### Exercise prompt
Quote verbatim every line of the listing, from its first line through the line containing "toggle-knob (619, 632, 673, 687)", including both of those lines.

### Dataset content
++++++
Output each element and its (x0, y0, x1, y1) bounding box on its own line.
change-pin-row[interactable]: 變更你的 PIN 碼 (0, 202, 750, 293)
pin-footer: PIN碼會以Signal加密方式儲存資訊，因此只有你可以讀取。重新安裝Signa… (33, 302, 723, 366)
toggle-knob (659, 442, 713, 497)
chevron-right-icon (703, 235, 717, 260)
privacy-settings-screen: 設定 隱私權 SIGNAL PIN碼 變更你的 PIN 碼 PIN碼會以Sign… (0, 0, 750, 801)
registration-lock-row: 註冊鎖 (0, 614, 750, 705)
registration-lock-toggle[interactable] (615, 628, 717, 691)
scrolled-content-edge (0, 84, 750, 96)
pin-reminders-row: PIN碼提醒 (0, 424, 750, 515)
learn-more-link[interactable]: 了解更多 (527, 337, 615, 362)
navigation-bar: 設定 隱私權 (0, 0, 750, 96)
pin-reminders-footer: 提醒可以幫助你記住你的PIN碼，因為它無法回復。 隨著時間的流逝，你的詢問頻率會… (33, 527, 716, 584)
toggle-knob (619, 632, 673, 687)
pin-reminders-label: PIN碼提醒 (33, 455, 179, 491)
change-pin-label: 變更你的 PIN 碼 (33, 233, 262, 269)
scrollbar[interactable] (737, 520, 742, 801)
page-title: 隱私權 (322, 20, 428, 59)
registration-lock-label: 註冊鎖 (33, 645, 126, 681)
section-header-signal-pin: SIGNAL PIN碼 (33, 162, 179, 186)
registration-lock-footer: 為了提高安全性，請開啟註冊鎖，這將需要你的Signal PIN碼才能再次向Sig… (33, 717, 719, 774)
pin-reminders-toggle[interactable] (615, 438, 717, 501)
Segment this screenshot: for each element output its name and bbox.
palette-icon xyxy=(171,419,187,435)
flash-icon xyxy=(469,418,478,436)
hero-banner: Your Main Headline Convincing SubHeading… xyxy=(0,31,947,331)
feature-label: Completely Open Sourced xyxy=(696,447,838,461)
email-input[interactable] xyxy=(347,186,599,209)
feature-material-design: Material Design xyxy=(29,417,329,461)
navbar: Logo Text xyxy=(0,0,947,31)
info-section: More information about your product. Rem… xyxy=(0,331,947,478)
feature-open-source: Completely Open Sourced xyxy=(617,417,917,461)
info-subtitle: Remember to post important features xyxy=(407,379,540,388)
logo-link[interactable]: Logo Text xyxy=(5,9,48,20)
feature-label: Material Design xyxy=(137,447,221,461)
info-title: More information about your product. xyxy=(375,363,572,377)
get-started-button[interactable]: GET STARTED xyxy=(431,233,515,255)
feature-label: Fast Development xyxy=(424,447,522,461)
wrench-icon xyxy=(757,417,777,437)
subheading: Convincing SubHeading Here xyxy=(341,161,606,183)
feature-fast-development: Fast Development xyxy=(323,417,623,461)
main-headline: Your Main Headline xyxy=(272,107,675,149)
++++++
### Solution to the problem
Output each element and its (x0, y0, x1, y1) bounding box on its own line.
change-pin-row[interactable]: 變更你的 PIN 碼 (0, 202, 750, 293)
pin-footer: PIN碼會以Signal加密方式儲存資訊，因此只有你可以讀取。重新安裝Signa… (33, 302, 723, 366)
toggle-knob (659, 442, 713, 497)
chevron-right-icon (703, 235, 717, 260)
privacy-settings-screen: 設定 隱私權 SIGNAL PIN碼 變更你的 PIN 碼 PIN碼會以Sign… (0, 0, 750, 801)
registration-lock-row: 註冊鎖 (0, 614, 750, 705)
registration-lock-toggle[interactable] (615, 628, 717, 691)
scrolled-content-edge (0, 84, 750, 96)
pin-reminders-row: PIN碼提醒 (0, 424, 750, 515)
learn-more-link[interactable]: 了解更多 (527, 337, 615, 362)
navigation-bar: 設定 隱私權 (0, 0, 750, 96)
pin-reminders-footer: 提醒可以幫助你記住你的PIN碼，因為它無法回復。 隨著時間的流逝，你的詢問頻率會… (33, 527, 716, 584)
toggle-knob (619, 632, 673, 687)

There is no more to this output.